*DATASET ENTRIES:*
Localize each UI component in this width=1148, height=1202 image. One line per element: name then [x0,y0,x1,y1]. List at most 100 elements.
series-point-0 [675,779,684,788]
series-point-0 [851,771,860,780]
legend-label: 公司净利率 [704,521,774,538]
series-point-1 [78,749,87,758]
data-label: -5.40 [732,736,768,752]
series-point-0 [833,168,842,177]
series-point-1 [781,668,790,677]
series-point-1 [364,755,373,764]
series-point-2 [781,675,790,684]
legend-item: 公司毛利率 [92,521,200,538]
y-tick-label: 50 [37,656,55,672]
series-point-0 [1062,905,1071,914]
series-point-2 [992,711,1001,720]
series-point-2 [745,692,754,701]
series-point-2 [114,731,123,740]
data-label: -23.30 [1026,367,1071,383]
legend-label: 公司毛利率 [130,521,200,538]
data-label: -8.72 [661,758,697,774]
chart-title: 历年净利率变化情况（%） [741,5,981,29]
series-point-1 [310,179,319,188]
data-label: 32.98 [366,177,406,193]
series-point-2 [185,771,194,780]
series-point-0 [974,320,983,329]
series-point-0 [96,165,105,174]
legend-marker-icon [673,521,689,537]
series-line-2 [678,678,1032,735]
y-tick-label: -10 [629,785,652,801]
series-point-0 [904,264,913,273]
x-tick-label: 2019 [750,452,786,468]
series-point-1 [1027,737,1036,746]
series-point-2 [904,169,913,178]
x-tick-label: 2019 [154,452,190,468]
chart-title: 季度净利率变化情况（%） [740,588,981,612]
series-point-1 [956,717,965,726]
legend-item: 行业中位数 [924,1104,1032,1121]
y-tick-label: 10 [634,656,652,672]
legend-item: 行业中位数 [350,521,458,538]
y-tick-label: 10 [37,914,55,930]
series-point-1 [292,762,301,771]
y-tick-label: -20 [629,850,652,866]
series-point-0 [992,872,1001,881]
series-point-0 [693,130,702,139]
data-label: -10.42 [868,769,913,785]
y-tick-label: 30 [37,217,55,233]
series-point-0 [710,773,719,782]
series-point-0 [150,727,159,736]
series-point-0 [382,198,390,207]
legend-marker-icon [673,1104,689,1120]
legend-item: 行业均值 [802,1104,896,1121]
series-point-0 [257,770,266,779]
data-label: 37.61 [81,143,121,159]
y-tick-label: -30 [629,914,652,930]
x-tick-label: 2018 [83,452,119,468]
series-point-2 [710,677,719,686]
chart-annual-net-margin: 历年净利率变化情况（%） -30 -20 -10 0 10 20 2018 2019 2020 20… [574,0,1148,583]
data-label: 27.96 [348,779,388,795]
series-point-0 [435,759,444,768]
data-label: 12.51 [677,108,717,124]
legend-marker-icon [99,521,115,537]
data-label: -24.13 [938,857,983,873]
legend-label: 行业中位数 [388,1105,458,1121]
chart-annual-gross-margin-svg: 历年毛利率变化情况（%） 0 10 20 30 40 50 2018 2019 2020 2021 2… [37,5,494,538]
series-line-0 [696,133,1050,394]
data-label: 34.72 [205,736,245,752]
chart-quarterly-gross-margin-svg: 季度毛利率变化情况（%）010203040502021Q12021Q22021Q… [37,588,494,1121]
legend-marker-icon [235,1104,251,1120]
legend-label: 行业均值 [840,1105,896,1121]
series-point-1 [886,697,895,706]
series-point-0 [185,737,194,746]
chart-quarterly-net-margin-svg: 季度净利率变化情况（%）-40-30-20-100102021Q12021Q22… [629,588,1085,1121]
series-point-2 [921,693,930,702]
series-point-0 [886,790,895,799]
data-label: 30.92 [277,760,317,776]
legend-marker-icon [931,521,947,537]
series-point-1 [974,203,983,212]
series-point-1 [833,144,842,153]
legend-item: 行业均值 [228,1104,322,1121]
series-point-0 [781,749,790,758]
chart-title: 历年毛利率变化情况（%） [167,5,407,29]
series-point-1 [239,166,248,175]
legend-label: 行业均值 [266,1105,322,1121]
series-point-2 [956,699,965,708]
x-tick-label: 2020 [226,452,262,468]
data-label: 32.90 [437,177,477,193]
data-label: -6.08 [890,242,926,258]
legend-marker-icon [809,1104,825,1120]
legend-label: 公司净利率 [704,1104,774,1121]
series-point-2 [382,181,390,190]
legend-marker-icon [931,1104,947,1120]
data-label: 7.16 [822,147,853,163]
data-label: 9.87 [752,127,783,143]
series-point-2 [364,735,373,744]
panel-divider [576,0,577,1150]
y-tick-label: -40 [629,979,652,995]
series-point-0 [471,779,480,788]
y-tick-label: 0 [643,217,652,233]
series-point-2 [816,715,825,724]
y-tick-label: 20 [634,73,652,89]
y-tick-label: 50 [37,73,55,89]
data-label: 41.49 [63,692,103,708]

*EXERCISE TASK:* Write out every line above, unchanged and in the same order.

*REPLY:*
Localize each UI component in this width=1148, height=1202 image. One line per element: name then [x0,y0,x1,y1]. List at most 100 elements.
series-point-0 [675,779,684,788]
series-point-0 [851,771,860,780]
legend-label: 公司净利率 [704,521,774,538]
series-point-1 [78,749,87,758]
data-label: -5.40 [732,736,768,752]
series-point-0 [833,168,842,177]
series-point-1 [781,668,790,677]
series-point-1 [364,755,373,764]
series-point-2 [781,675,790,684]
legend-item: 公司毛利率 [92,521,200,538]
y-tick-label: 50 [37,656,55,672]
series-point-0 [1062,905,1071,914]
series-point-2 [992,711,1001,720]
series-point-2 [745,692,754,701]
series-point-2 [114,731,123,740]
data-label: -23.30 [1026,367,1071,383]
legend-label: 公司毛利率 [130,521,200,538]
data-label: -8.72 [661,758,697,774]
chart-title: 历年净利率变化情况（%） [741,5,981,29]
series-point-1 [310,179,319,188]
data-label: 32.98 [366,177,406,193]
series-point-2 [185,771,194,780]
series-point-0 [974,320,983,329]
series-point-0 [96,165,105,174]
legend-marker-icon [673,521,689,537]
series-line-2 [678,678,1032,735]
y-tick-label: -10 [629,785,652,801]
series-point-0 [904,264,913,273]
x-tick-label: 2019 [750,452,786,468]
series-point-1 [1027,737,1036,746]
series-point-2 [904,169,913,178]
x-tick-label: 2019 [154,452,190,468]
chart-title: 季度净利率变化情况（%） [740,588,981,612]
series-point-1 [956,717,965,726]
legend-item: 行业中位数 [924,1104,1032,1121]
y-tick-label: 10 [634,656,652,672]
legend-item: 行业中位数 [350,521,458,538]
y-tick-label: 10 [37,914,55,930]
series-point-1 [292,762,301,771]
y-tick-label: -20 [629,850,652,866]
series-point-0 [992,872,1001,881]
series-point-0 [693,130,702,139]
data-label: -10.42 [868,769,913,785]
y-tick-label: 30 [37,217,55,233]
series-point-0 [710,773,719,782]
series-point-0 [150,727,159,736]
series-point-0 [382,198,390,207]
legend-marker-icon [673,1104,689,1120]
legend-item: 行业均值 [802,1104,896,1121]
series-point-0 [257,770,266,779]
data-label: 37.61 [81,143,121,159]
y-tick-label: -30 [629,914,652,930]
x-tick-label: 2018 [83,452,119,468]
series-point-2 [710,677,719,686]
chart-annual-net-margin: 历年净利率变化情况（%） -30 -20 -10 0 10 20 2018 2019 2020 20… [574,0,1148,583]
data-label: 27.96 [348,779,388,795]
series-point-0 [435,759,444,768]
data-label: 12.51 [677,108,717,124]
legend-marker-icon [99,521,115,537]
data-label: -24.13 [938,857,983,873]
legend-label: 行业中位数 [388,1105,458,1121]
chart-annual-gross-margin-svg: 历年毛利率变化情况（%） 0 10 20 30 40 50 2018 2019 2020 2021 2… [37,5,494,538]
series-line-0 [696,133,1050,394]
data-label: 34.72 [205,736,245,752]
chart-quarterly-gross-margin-svg: 季度毛利率变化情况（%）010203040502021Q12021Q22021Q… [37,588,494,1121]
legend-marker-icon [235,1104,251,1120]
legend-label: 行业均值 [840,1105,896,1121]
series-point-1 [886,697,895,706]
series-point-0 [185,737,194,746]
chart-quarterly-net-margin-svg: 季度净利率变化情况（%）-40-30-20-100102021Q12021Q22… [629,588,1085,1121]
series-point-2 [921,693,930,702]
series-point-0 [886,790,895,799]
data-label: 30.92 [277,760,317,776]
legend-marker-icon [931,521,947,537]
series-point-1 [974,203,983,212]
series-point-1 [833,144,842,153]
legend-item: 行业均值 [228,1104,322,1121]
series-point-0 [781,749,790,758]
chart-title: 历年毛利率变化情况（%） [167,5,407,29]
series-point-1 [239,166,248,175]
legend-label: 行业均值 [266,1105,322,1121]
series-point-2 [956,699,965,708]
x-tick-label: 2020 [226,452,262,468]
data-label: 32.90 [437,177,477,193]
data-label: -6.08 [890,242,926,258]
legend-marker-icon [809,1104,825,1120]
legend-label: 公司净利率 [704,1104,774,1121]
series-point-2 [382,181,390,190]
legend-marker-icon [931,1104,947,1120]
data-label: 7.16 [822,147,853,163]
data-label: 9.87 [752,127,783,143]
series-point-2 [364,735,373,744]
panel-divider [576,0,577,1150]
y-tick-label: -40 [629,979,652,995]
series-point-0 [471,779,480,788]
y-tick-label: 0 [643,217,652,233]
series-point-2 [816,715,825,724]
y-tick-label: 20 [634,73,652,89]
y-tick-label: 50 [37,73,55,89]
data-label: 41.49 [63,692,103,708]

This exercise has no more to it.